• _Description of the task_
What number of lines contain the word "Digestive"? Reply with the number and nothing else.

(Stored entries)

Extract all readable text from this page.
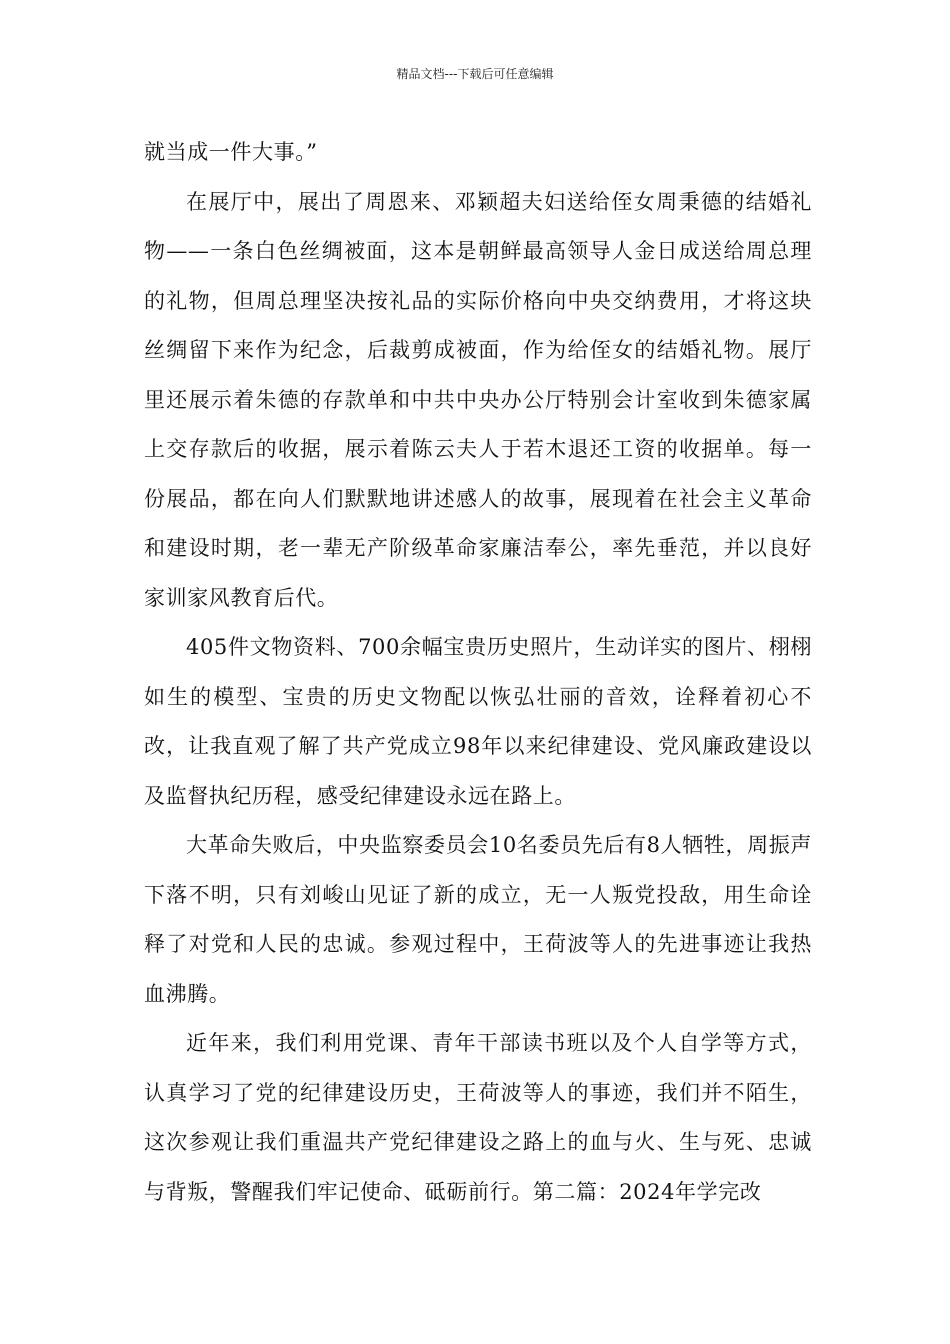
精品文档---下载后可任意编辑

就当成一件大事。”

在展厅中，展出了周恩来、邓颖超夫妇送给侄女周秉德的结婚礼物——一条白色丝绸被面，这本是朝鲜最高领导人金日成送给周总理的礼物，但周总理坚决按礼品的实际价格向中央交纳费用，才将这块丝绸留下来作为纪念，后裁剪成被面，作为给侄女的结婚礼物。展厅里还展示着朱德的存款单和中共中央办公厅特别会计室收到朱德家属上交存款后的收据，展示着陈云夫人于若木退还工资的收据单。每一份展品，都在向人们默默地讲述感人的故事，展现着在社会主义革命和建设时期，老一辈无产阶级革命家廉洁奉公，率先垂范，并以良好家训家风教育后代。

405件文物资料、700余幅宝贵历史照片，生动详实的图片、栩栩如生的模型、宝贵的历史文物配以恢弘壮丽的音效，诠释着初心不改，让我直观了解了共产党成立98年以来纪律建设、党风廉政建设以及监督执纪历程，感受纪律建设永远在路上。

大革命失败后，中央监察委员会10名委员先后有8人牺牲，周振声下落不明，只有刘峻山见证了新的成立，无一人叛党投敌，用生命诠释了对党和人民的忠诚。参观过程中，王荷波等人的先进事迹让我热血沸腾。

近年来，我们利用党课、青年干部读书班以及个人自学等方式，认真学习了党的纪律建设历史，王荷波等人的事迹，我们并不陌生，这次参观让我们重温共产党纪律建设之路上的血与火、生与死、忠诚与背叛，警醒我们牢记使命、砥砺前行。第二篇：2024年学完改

---

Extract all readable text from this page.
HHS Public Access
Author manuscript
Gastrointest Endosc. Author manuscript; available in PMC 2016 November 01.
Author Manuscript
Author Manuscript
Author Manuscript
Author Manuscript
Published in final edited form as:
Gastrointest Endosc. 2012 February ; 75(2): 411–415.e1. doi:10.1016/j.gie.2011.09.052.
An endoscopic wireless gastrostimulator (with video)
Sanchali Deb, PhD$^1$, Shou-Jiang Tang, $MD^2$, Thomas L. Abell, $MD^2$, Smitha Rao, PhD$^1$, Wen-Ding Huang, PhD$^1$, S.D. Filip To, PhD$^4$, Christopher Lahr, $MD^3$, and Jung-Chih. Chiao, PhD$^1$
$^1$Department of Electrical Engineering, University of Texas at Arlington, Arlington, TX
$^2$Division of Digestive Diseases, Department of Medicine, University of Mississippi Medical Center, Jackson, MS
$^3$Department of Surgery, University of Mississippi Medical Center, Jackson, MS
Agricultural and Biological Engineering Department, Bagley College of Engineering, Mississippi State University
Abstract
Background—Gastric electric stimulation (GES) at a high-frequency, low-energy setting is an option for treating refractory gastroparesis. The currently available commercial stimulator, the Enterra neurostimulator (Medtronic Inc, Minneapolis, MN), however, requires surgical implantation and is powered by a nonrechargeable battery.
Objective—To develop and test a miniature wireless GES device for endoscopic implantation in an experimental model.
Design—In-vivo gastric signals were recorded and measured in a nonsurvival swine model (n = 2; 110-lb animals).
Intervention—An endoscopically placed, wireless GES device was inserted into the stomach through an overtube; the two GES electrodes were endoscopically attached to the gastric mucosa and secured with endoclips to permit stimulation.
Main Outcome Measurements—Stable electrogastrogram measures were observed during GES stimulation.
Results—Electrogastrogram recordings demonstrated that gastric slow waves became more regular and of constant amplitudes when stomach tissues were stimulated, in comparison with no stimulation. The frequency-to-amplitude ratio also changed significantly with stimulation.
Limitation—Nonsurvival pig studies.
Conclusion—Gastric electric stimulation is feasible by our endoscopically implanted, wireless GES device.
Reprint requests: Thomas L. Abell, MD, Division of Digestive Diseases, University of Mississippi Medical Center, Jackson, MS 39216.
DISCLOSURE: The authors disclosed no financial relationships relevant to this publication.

...

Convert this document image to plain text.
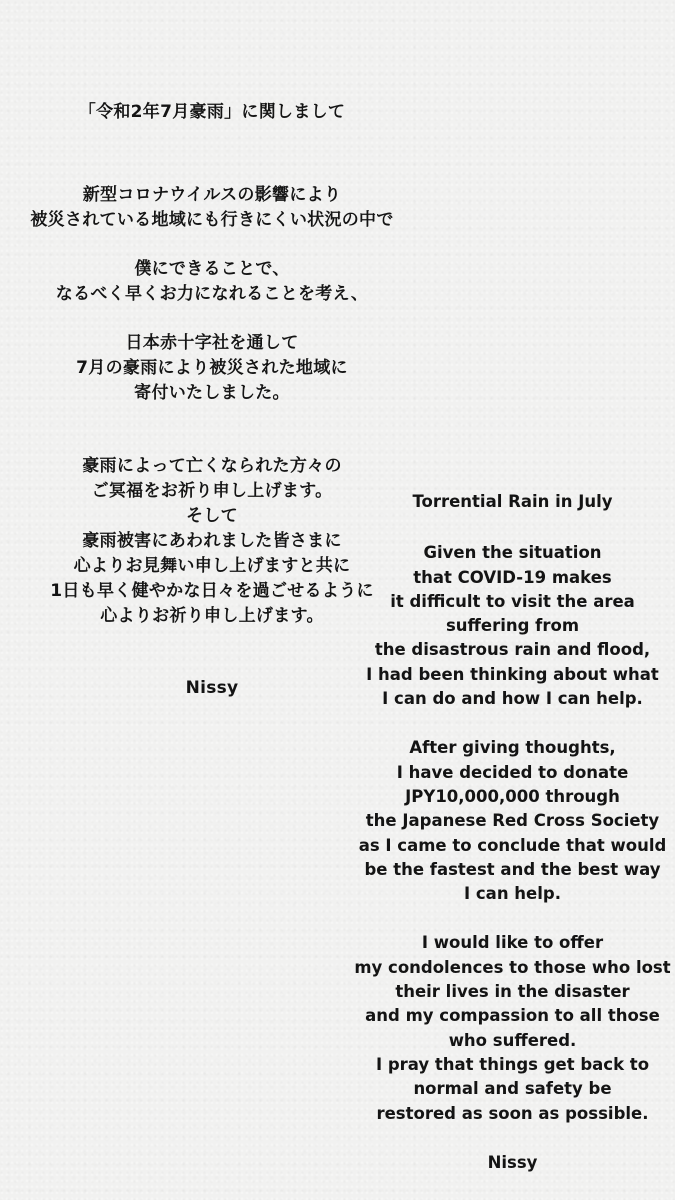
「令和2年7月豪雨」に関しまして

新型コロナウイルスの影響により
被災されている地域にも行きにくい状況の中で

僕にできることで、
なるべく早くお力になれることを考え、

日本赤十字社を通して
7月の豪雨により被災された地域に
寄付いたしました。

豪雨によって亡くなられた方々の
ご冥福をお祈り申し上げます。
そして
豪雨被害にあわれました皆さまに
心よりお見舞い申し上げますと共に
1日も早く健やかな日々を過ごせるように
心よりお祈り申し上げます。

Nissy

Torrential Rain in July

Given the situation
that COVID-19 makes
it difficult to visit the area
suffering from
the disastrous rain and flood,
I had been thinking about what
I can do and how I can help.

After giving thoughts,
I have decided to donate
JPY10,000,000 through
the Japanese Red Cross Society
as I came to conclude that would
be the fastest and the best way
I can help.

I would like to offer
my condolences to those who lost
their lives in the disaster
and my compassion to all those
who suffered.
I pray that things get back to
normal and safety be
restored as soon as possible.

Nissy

• _Solution to this exercise_
2